• **Prompt**
Transcribe all the records with complete accuracy.

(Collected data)
----------
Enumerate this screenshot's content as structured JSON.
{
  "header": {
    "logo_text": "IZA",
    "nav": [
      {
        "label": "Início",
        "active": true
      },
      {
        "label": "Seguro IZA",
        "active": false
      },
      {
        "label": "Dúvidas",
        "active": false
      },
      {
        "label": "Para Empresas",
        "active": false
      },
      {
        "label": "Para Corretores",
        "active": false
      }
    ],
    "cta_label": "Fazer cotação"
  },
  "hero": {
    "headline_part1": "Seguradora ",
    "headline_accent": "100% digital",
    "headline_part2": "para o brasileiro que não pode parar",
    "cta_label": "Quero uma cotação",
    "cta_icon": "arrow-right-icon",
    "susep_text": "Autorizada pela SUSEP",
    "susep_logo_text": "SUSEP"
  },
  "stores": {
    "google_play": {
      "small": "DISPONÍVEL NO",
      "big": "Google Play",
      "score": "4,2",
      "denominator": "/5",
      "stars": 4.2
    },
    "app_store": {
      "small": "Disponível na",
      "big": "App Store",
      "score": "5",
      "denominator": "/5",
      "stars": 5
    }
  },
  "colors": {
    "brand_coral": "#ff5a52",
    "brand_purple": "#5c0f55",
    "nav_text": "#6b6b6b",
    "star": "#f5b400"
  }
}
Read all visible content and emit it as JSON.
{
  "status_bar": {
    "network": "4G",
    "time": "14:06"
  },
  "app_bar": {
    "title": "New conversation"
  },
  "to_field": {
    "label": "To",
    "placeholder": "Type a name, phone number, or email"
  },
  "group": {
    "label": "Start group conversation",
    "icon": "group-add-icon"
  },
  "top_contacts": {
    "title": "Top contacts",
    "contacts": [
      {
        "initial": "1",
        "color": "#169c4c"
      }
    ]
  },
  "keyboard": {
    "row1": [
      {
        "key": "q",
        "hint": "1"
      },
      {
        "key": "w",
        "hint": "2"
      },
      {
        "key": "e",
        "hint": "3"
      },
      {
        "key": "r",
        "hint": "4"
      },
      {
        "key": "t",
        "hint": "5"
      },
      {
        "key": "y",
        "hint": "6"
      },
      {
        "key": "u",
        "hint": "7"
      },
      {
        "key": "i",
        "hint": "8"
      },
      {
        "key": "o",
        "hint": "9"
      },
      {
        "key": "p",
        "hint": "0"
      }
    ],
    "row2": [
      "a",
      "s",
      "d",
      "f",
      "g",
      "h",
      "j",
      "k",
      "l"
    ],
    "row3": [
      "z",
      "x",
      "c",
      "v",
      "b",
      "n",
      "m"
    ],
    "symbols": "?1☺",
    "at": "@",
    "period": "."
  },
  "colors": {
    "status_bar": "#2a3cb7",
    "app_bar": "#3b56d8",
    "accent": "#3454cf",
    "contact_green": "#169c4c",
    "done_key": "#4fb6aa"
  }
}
----------
• **Answer to the problem**
Enumerate this screenshot's content as structured JSON.
{
  "header": {
    "logo_text": "IZA",
    "nav": [
      {
        "label": "Início",
        "active": true
      },
      {
        "label": "Seguro IZA",
        "active": false
      },
      {
        "label": "Dúvidas",
        "active": false
      },
      {
        "label": "Para Empresas",
        "active": false
      },
      {
        "label": "Para Corretores",
        "active": false
      }
    ],
    "cta_label": "Fazer cotação"
  },
  "hero": {
    "headline_part1": "Seguradora ",
    "headline_accent": "100% digital",
    "headline_part2": "para o brasileiro que não pode parar",
    "cta_label": "Quero uma cotação",
    "cta_icon": "arrow-right-icon",
    "susep_text": "Autorizada pela SUSEP",
    "susep_logo_text": "SUSEP"
  },
  "stores": {
    "google_play": {
      "small": "DISPONÍVEL NO",
      "big": "Google Play",
      "score": "4,2",
      "denominator": "/5",
      "stars": 4.2
    },
    "app_store": {
      "small": "Disponível na",
      "big": "App Store",
      "score": "5",
      "denominator": "/5",
      "stars": 5
    }
  },
  "colors": {
    "brand_coral": "#ff5a52",
    "brand_purple": "#5c0f55",
    "nav_text": "#6b6b6b",
    "star": "#f5b400"
  }
}
Read all visible content and emit it as JSON.
{
  "status_bar": {
    "network": "4G",
    "time": "14:06"
  },
  "app_bar": {
    "title": "New conversation"
  },
  "to_field": {
    "label": "To",
    "placeholder": "Type a name, phone number, or email"
  },
  "group": {
    "label": "Start group conversation",
    "icon": "group-add-icon"
  },
  "top_contacts": {
    "title": "Top contacts",
    "contacts": [
      {
        "initial": "1",
        "color": "#169c4c"
      }
    ]
  },
  "keyboard": {
    "row1": [
      {
        "key": "q",
        "hint": "1"
      },
      {
        "key": "w",
        "hint": "2"
      },
      {
        "key": "e",
        "hint": "3"
      },
      {
        "key": "r",
        "hint": "4"
      },
      {
        "key": "t",
        "hint": "5"
      },
      {
        "key": "y",
        "hint": "6"
      },
      {
        "key": "u",
        "hint": "7"
      },
      {
        "key": "i",
        "hint": "8"
      },
      {
        "key": "o",
        "hint": "9"
      },
      {
        "key": "p",
        "hint": "0"
      }
    ],
    "row2": [
      "a",
      "s",
      "d",
      "f",
      "g",
      "h",
      "j",
      "k",
      "l"
    ],
    "row3": [
      "z",
      "x",
      "c",
      "v",
      "b",
      "n",
      "m"
    ],
    "symbols": "?1☺",
    "at": "@",
    "period": "."
  },
  "colors": {
    "status_bar": "#2a3cb7",
    "app_bar": "#3b56d8",
    "accent": "#3454cf",
    "contact_green": "#169c4c",
    "done_key": "#4fb6aa"
  }
}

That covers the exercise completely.